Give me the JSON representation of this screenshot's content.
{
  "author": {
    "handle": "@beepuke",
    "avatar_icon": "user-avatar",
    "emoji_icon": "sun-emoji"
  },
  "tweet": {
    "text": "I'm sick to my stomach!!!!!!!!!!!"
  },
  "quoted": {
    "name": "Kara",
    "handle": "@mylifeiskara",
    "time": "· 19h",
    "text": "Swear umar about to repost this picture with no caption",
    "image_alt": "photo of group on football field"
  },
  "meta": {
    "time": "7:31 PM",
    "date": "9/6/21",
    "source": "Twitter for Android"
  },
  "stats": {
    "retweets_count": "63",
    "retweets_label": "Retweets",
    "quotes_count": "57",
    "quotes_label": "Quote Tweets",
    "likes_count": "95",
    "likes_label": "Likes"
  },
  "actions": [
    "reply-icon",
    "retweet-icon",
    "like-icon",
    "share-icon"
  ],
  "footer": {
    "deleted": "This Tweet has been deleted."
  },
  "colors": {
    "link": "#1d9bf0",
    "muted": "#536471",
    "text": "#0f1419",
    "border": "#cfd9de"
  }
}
* * *
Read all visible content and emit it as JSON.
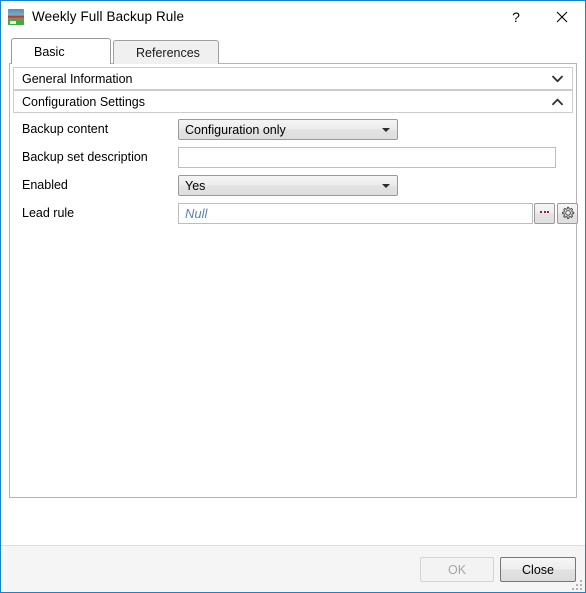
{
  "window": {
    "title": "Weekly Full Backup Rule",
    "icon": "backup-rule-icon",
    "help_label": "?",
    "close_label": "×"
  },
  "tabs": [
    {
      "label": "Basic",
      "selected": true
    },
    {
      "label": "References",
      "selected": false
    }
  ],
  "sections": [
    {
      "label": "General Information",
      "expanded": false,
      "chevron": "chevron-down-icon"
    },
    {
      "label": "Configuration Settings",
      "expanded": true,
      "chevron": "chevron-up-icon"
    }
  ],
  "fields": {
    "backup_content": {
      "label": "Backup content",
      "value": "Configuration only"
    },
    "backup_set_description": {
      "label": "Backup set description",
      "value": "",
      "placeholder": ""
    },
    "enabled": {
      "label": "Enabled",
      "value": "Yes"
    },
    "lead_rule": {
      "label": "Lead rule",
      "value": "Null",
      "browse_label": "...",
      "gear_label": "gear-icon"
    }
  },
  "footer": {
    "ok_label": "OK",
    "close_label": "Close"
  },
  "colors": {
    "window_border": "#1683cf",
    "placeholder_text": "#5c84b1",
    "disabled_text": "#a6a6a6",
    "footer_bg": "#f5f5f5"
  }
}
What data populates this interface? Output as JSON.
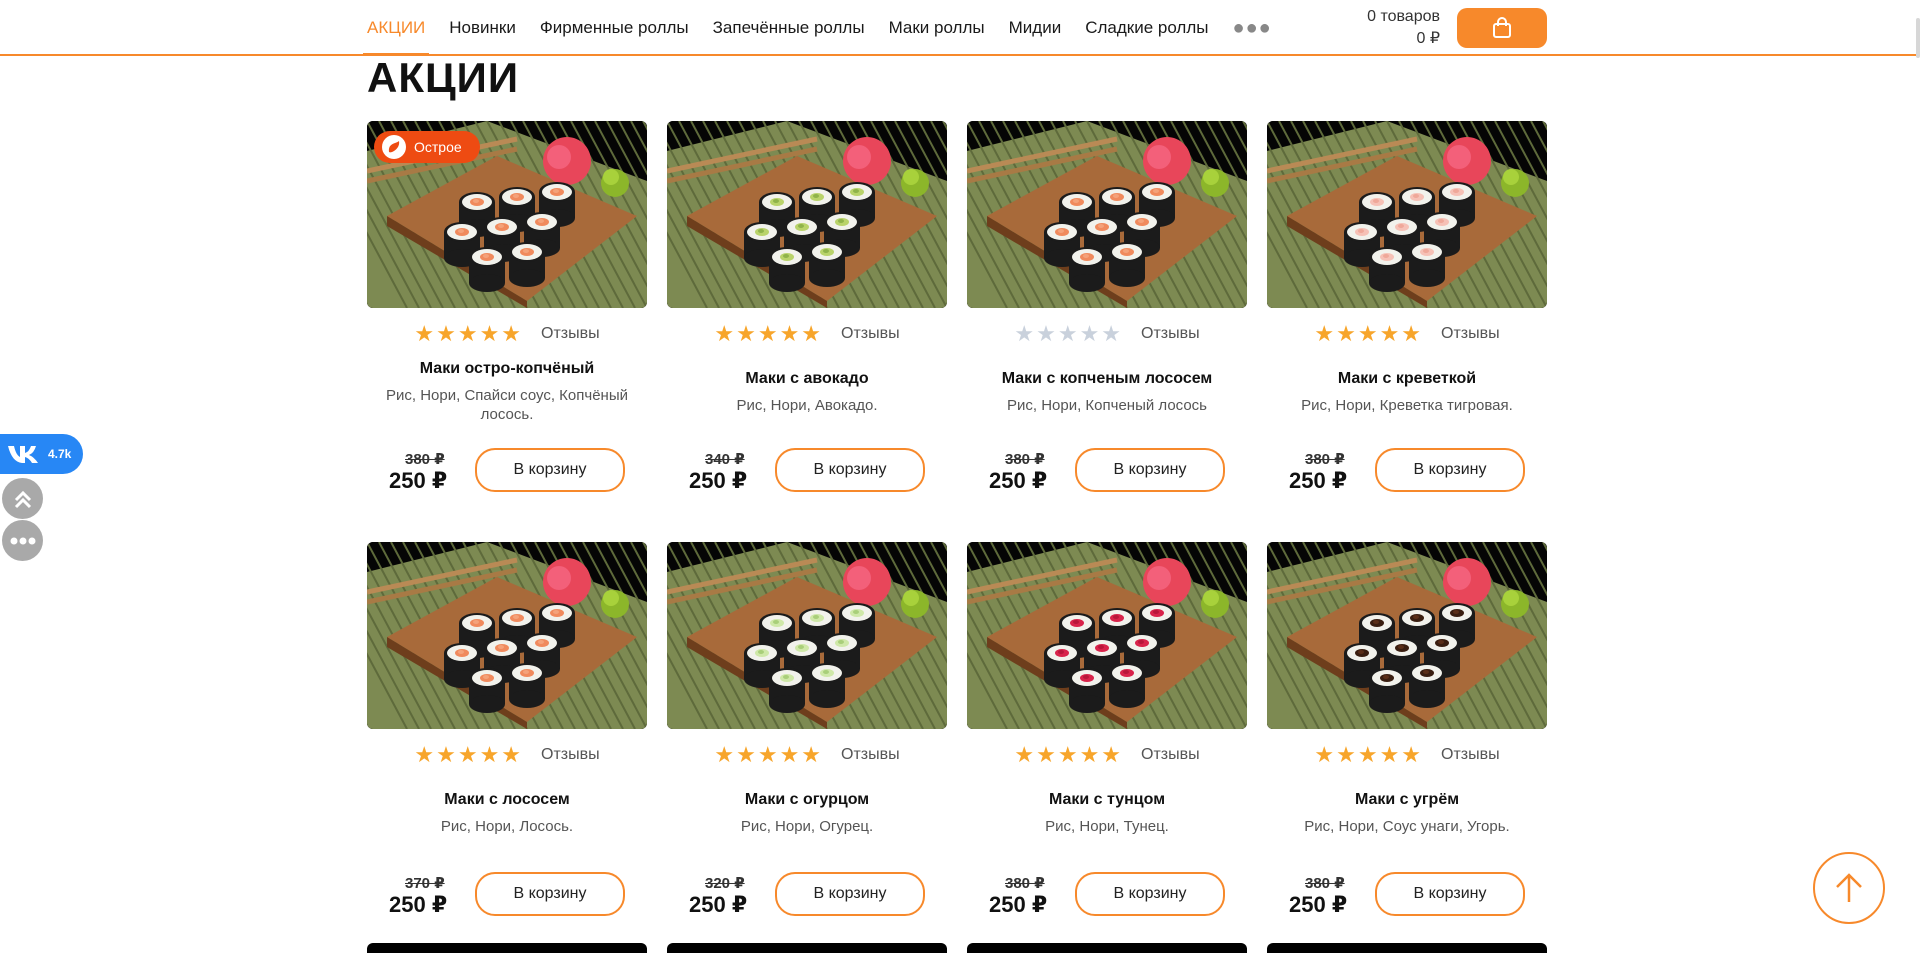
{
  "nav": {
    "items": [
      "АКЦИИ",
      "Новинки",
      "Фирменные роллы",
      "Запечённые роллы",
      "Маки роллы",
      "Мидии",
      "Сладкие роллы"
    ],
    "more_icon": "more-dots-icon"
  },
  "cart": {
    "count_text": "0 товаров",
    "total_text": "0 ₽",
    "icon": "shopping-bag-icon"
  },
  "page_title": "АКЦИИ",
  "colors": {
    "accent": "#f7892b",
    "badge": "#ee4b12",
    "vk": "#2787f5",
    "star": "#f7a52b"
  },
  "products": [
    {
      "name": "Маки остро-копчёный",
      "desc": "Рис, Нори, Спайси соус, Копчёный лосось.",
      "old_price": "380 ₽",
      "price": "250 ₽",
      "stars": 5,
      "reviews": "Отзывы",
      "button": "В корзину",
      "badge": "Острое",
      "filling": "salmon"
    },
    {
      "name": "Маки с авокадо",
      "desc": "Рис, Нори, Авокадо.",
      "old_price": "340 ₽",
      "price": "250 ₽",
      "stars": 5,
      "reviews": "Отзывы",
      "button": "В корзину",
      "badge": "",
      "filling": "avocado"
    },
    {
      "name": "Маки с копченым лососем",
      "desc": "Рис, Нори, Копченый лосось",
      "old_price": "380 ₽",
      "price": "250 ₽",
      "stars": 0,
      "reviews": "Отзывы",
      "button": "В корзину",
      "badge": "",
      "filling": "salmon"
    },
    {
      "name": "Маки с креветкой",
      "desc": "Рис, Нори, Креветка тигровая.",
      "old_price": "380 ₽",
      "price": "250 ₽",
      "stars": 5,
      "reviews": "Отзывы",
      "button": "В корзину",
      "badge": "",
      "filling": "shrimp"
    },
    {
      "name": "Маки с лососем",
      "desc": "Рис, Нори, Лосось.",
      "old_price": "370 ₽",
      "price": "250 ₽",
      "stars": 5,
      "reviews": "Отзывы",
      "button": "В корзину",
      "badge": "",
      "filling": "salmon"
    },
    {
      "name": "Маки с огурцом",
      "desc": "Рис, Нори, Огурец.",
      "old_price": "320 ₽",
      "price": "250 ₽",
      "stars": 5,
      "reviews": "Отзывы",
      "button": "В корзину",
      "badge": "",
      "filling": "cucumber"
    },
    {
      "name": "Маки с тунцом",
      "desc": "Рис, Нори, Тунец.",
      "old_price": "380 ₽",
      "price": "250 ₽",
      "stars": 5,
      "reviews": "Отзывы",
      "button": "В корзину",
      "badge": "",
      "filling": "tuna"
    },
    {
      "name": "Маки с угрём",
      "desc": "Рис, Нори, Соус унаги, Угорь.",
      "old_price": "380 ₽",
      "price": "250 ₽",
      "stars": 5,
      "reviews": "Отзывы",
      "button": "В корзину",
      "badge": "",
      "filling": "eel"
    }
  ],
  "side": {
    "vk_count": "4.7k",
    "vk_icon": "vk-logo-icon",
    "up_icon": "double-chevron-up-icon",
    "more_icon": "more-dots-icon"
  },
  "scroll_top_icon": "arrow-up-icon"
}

* [What is expected] List each line in the listing that contains the string "name".

* [Answer]
    "name": "Kara",
      "name": "Маки остро-копчёный",
      "name": "Маки с авокадо",
      "name": "Маки с копченым лососем",
      "name": "Маки с креветкой",
      "name": "Маки с лососем",
      "name": "Маки с огурцом",
      "name": "Маки с тунцом",
      "name": "Маки с угрём",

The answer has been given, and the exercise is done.